# Reading passage
● ● ●

The VM will definitely do this, based on some internal, machine-dependent threshold.  However, because the semantics of values is different from references, the user should still pick the right tool, or might face performance consequences.  If I have an XY point, and I want to vary the X component and not the Y, I might well be happy to do:

    Point p = …
    Point q = p.withX(0)

With small values, this will all stay in registers, it’ll be fast, everything will be fine.  But if I have boxed my values onto the heap, mutation (unless I can prove non-aliasing) I will have to allocate a new object for the new Point.  If I plan to do something “mutation happy”, I’m probably better off with a real object that supports mutation, even though I can model it as a value.  

> 
> Re: "Cloning a value type does not strictly make sense," well, technically when a value includes fields of Cloneable reference types, you might want a deep-clone of that. However I lean toward thinking this is too weird to bother supporting. Users should really be dissuaded from including references to mutable types in their value definition in the first place.

● ● ●

# Dataset excerpt

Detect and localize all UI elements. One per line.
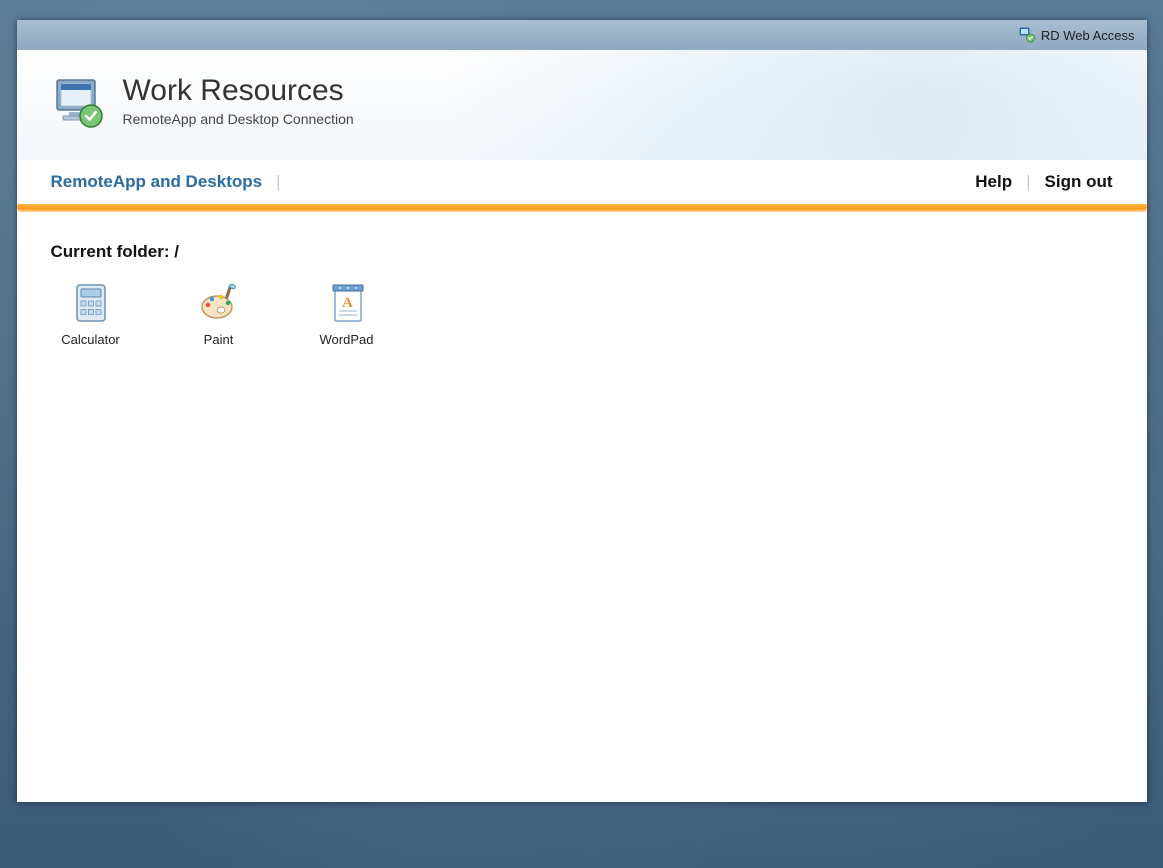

● ● ●

# Written problem
Reproduce in full, without changes, the passage above on value types and mutation.

# Task solution
The VM will definitely do this, based on some internal, machine-dependent threshold.  However, because the semantics of values is different from references, the user should still pick the right tool, or might face performance consequences.  If I have an XY point, and I want to vary the X component and not the Y, I might well be happy to do:

    Point p = …
    Point q = p.withX(0)

With small values, this will all stay in registers, it’ll be fast, everything will be fine.  But if I have boxed my values onto the heap, mutation (unless I can prove non-aliasing) I will have to allocate a new object for the new Point.  If I plan to do something “mutation happy”, I’m probably better off with a real object that supports mutation, even though I can model it as a value.  

> 
> Re: "Cloning a value type does not strictly make sense," well, technically when a value includes fields of Cloneable reference types, you might want a deep-clone of that. However I lean toward thinking this is too weird to bother supporting. Users should really be dissuaded from including references to mutable types in their value definition in the first place.